### WRITTEN INSTRUCTION
Restate the records below word for word.

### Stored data

+-------+

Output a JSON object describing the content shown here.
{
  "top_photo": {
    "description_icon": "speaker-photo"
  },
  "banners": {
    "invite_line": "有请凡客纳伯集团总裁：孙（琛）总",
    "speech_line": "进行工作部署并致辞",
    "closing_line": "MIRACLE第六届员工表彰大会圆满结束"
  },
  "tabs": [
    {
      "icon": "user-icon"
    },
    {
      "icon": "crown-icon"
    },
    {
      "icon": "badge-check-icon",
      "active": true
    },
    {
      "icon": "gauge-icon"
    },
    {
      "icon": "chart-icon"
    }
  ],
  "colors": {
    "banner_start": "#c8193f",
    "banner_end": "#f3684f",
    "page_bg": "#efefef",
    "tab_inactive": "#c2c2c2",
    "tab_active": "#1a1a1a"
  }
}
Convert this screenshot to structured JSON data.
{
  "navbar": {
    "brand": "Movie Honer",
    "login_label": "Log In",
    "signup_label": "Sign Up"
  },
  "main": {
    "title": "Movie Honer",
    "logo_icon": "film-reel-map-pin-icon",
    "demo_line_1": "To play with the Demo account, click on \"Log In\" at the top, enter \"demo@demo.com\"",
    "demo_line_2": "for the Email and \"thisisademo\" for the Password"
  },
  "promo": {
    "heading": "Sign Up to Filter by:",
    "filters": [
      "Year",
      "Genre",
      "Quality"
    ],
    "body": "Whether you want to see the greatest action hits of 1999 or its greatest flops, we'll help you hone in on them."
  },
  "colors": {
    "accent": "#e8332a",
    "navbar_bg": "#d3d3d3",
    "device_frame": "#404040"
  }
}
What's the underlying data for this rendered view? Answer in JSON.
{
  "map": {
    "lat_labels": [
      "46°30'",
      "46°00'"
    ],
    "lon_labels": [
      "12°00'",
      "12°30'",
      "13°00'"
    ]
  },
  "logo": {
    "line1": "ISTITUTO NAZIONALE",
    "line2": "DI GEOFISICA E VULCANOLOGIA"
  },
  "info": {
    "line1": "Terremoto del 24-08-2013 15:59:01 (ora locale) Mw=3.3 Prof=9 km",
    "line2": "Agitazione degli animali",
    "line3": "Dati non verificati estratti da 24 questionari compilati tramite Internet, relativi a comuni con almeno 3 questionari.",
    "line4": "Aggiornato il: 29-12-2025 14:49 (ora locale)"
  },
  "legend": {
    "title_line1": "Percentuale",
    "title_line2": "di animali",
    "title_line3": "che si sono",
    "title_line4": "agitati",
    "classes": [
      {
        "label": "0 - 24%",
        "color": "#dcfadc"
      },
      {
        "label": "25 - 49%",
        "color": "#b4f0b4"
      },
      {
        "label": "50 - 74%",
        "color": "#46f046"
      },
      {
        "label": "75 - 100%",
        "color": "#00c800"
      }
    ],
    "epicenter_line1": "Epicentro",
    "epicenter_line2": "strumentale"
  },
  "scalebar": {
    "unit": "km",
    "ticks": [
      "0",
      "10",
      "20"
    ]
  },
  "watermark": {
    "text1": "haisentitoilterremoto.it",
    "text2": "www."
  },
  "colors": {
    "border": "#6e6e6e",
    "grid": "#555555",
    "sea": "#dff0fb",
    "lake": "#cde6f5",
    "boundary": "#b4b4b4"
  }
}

+-------+

### SOLUTION
Output a JSON object describing the content shown here.
{
  "top_photo": {
    "description_icon": "speaker-photo"
  },
  "banners": {
    "invite_line": "有请凡客纳伯集团总裁：孙（琛）总",
    "speech_line": "进行工作部署并致辞",
    "closing_line": "MIRACLE第六届员工表彰大会圆满结束"
  },
  "tabs": [
    {
      "icon": "user-icon"
    },
    {
      "icon": "crown-icon"
    },
    {
      "icon": "badge-check-icon",
      "active": true
    },
    {
      "icon": "gauge-icon"
    },
    {
      "icon": "chart-icon"
    }
  ],
  "colors": {
    "banner_start": "#c8193f",
    "banner_end": "#f3684f",
    "page_bg": "#efefef",
    "tab_inactive": "#c2c2c2",
    "tab_active": "#1a1a1a"
  }
}
Convert this screenshot to structured JSON data.
{
  "navbar": {
    "brand": "Movie Honer",
    "login_label": "Log In",
    "signup_label": "Sign Up"
  },
  "main": {
    "title": "Movie Honer",
    "logo_icon": "film-reel-map-pin-icon",
    "demo_line_1": "To play with the Demo account, click on \"Log In\" at the top, enter \"demo@demo.com\"",
    "demo_line_2": "for the Email and \"thisisademo\" for the Password"
  },
  "promo": {
    "heading": "Sign Up to Filter by:",
    "filters": [
      "Year",
      "Genre",
      "Quality"
    ],
    "body": "Whether you want to see the greatest action hits of 1999 or its greatest flops, we'll help you hone in on them."
  },
  "colors": {
    "accent": "#e8332a",
    "navbar_bg": "#d3d3d3",
    "device_frame": "#404040"
  }
}
What's the underlying data for this rendered view? Answer in JSON.
{
  "map": {
    "lat_labels": [
      "46°30'",
      "46°00'"
    ],
    "lon_labels": [
      "12°00'",
      "12°30'",
      "13°00'"
    ]
  },
  "logo": {
    "line1": "ISTITUTO NAZIONALE",
    "line2": "DI GEOFISICA E VULCANOLOGIA"
  },
  "info": {
    "line1": "Terremoto del 24-08-2013 15:59:01 (ora locale) Mw=3.3 Prof=9 km",
    "line2": "Agitazione degli animali",
    "line3": "Dati non verificati estratti da 24 questionari compilati tramite Internet, relativi a comuni con almeno 3 questionari.",
    "line4": "Aggiornato il: 29-12-2025 14:49 (ora locale)"
  },
  "legend": {
    "title_line1": "Percentuale",
    "title_line2": "di animali",
    "title_line3": "che si sono",
    "title_line4": "agitati",
    "classes": [
      {
        "label": "0 - 24%",
        "color": "#dcfadc"
      },
      {
        "label": "25 - 49%",
        "color": "#b4f0b4"
      },
      {
        "label": "50 - 74%",
        "color": "#46f046"
      },
      {
        "label": "75 - 100%",
        "color": "#00c800"
      }
    ],
    "epicenter_line1": "Epicentro",
    "epicenter_line2": "strumentale"
  },
  "scalebar": {
    "unit": "km",
    "ticks": [
      "0",
      "10",
      "20"
    ]
  },
  "watermark": {
    "text1": "haisentitoilterremoto.it",
    "text2": "www."
  },
  "colors": {
    "border": "#6e6e6e",
    "grid": "#555555",
    "sea": "#dff0fb",
    "lake": "#cde6f5",
    "boundary": "#b4b4b4"
  }
}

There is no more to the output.